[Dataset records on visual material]
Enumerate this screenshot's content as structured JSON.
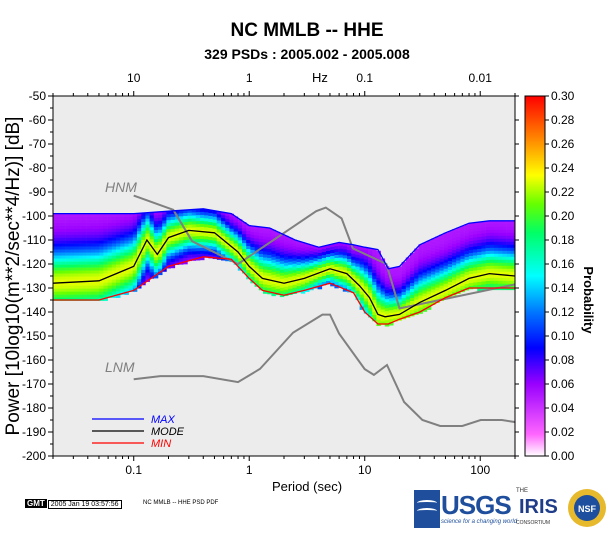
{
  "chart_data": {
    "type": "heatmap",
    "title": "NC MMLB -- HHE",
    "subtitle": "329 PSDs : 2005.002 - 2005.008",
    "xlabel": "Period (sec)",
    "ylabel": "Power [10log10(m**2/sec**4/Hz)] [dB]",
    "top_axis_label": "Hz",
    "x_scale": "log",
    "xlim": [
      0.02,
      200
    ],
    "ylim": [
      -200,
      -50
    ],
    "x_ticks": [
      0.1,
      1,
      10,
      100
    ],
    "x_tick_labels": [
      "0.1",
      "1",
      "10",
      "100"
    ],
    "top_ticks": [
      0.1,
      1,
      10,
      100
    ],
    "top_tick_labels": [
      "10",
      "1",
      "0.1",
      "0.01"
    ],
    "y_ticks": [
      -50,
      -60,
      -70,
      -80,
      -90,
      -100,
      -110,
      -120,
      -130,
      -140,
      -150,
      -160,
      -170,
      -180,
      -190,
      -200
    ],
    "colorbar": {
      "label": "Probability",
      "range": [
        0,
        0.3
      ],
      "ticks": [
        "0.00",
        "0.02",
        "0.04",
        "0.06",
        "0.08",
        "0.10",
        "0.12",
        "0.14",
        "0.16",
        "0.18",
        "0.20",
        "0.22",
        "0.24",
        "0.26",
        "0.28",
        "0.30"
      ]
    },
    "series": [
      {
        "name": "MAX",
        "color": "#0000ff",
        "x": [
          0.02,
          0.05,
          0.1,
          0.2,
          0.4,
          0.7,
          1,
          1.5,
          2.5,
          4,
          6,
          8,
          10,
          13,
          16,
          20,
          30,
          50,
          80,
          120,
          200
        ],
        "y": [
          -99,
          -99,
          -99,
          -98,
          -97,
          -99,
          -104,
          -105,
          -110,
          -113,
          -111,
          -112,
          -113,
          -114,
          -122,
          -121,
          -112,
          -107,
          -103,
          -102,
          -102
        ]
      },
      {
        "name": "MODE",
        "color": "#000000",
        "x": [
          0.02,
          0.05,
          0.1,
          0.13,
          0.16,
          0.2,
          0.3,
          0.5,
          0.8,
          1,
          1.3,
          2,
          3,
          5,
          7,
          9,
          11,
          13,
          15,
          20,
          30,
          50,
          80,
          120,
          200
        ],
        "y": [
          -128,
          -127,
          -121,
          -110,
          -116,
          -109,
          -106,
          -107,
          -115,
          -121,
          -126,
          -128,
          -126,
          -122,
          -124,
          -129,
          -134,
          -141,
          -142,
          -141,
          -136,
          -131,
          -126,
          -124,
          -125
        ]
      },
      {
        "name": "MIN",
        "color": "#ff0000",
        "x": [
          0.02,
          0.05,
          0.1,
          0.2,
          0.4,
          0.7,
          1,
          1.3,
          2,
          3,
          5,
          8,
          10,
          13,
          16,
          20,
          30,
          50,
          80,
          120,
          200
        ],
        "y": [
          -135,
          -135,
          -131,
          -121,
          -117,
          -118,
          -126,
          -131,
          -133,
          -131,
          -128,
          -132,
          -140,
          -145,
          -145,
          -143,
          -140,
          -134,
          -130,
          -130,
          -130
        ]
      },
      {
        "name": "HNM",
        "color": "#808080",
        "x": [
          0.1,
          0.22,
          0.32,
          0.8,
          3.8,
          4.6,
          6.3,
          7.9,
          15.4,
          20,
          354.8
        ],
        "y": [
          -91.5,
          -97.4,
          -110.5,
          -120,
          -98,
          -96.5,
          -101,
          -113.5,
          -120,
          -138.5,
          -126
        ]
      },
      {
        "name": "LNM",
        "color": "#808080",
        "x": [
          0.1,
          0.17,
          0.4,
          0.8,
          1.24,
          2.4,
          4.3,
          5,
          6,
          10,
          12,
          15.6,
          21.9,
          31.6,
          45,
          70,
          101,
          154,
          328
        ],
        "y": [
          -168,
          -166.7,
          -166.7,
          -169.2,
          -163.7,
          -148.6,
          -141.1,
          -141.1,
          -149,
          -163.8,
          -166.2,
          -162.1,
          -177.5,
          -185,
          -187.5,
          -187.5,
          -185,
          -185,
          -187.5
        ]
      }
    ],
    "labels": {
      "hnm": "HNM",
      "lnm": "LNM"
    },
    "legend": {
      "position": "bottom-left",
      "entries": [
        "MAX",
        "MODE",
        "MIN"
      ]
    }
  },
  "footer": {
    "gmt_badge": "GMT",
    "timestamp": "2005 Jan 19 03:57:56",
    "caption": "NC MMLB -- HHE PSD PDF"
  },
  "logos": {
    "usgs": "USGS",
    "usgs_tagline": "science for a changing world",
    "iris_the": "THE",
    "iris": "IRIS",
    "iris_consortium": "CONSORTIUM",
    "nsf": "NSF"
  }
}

WORK TO COMPLETE: Repeat the listing verbatim. Skip the pictures.

FULL RESPONSE:
Enumerate this screenshot's content as structured JSON.
{
  "chart_data": {
    "type": "heatmap",
    "title": "NC MMLB -- HHE",
    "subtitle": "329 PSDs : 2005.002 - 2005.008",
    "xlabel": "Period (sec)",
    "ylabel": "Power [10log10(m**2/sec**4/Hz)] [dB]",
    "top_axis_label": "Hz",
    "x_scale": "log",
    "xlim": [
      0.02,
      200
    ],
    "ylim": [
      -200,
      -50
    ],
    "x_ticks": [
      0.1,
      1,
      10,
      100
    ],
    "x_tick_labels": [
      "0.1",
      "1",
      "10",
      "100"
    ],
    "top_ticks": [
      0.1,
      1,
      10,
      100
    ],
    "top_tick_labels": [
      "10",
      "1",
      "0.1",
      "0.01"
    ],
    "y_ticks": [
      -50,
      -60,
      -70,
      -80,
      -90,
      -100,
      -110,
      -120,
      -130,
      -140,
      -150,
      -160,
      -170,
      -180,
      -190,
      -200
    ],
    "colorbar": {
      "label": "Probability",
      "range": [
        0,
        0.3
      ],
      "ticks": [
        "0.00",
        "0.02",
        "0.04",
        "0.06",
        "0.08",
        "0.10",
        "0.12",
        "0.14",
        "0.16",
        "0.18",
        "0.20",
        "0.22",
        "0.24",
        "0.26",
        "0.28",
        "0.30"
      ]
    },
    "series": [
      {
        "name": "MAX",
        "color": "#0000ff",
        "x": [
          0.02,
          0.05,
          0.1,
          0.2,
          0.4,
          0.7,
          1,
          1.5,
          2.5,
          4,
          6,
          8,
          10,
          13,
          16,
          20,
          30,
          50,
          80,
          120,
          200
        ],
        "y": [
          -99,
          -99,
          -99,
          -98,
          -97,
          -99,
          -104,
          -105,
          -110,
          -113,
          -111,
          -112,
          -113,
          -114,
          -122,
          -121,
          -112,
          -107,
          -103,
          -102,
          -102
        ]
      },
      {
        "name": "MODE",
        "color": "#000000",
        "x": [
          0.02,
          0.05,
          0.1,
          0.13,
          0.16,
          0.2,
          0.3,
          0.5,
          0.8,
          1,
          1.3,
          2,
          3,
          5,
          7,
          9,
          11,
          13,
          15,
          20,
          30,
          50,
          80,
          120,
          200
        ],
        "y": [
          -128,
          -127,
          -121,
          -110,
          -116,
          -109,
          -106,
          -107,
          -115,
          -121,
          -126,
          -128,
          -126,
          -122,
          -124,
          -129,
          -134,
          -141,
          -142,
          -141,
          -136,
          -131,
          -126,
          -124,
          -125
        ]
      },
      {
        "name": "MIN",
        "color": "#ff0000",
        "x": [
          0.02,
          0.05,
          0.1,
          0.2,
          0.4,
          0.7,
          1,
          1.3,
          2,
          3,
          5,
          8,
          10,
          13,
          16,
          20,
          30,
          50,
          80,
          120,
          200
        ],
        "y": [
          -135,
          -135,
          -131,
          -121,
          -117,
          -118,
          -126,
          -131,
          -133,
          -131,
          -128,
          -132,
          -140,
          -145,
          -145,
          -143,
          -140,
          -134,
          -130,
          -130,
          -130
        ]
      },
      {
        "name": "HNM",
        "color": "#808080",
        "x": [
          0.1,
          0.22,
          0.32,
          0.8,
          3.8,
          4.6,
          6.3,
          7.9,
          15.4,
          20,
          354.8
        ],
        "y": [
          -91.5,
          -97.4,
          -110.5,
          -120,
          -98,
          -96.5,
          -101,
          -113.5,
          -120,
          -138.5,
          -126
        ]
      },
      {
        "name": "LNM",
        "color": "#808080",
        "x": [
          0.1,
          0.17,
          0.4,
          0.8,
          1.24,
          2.4,
          4.3,
          5,
          6,
          10,
          12,
          15.6,
          21.9,
          31.6,
          45,
          70,
          101,
          154,
          328
        ],
        "y": [
          -168,
          -166.7,
          -166.7,
          -169.2,
          -163.7,
          -148.6,
          -141.1,
          -141.1,
          -149,
          -163.8,
          -166.2,
          -162.1,
          -177.5,
          -185,
          -187.5,
          -187.5,
          -185,
          -185,
          -187.5
        ]
      }
    ],
    "labels": {
      "hnm": "HNM",
      "lnm": "LNM"
    },
    "legend": {
      "position": "bottom-left",
      "entries": [
        "MAX",
        "MODE",
        "MIN"
      ]
    }
  },
  "footer": {
    "gmt_badge": "GMT",
    "timestamp": "2005 Jan 19 03:57:56",
    "caption": "NC MMLB -- HHE PSD PDF"
  },
  "logos": {
    "usgs": "USGS",
    "usgs_tagline": "science for a changing world",
    "iris_the": "THE",
    "iris": "IRIS",
    "iris_consortium": "CONSORTIUM",
    "nsf": "NSF"
  }
}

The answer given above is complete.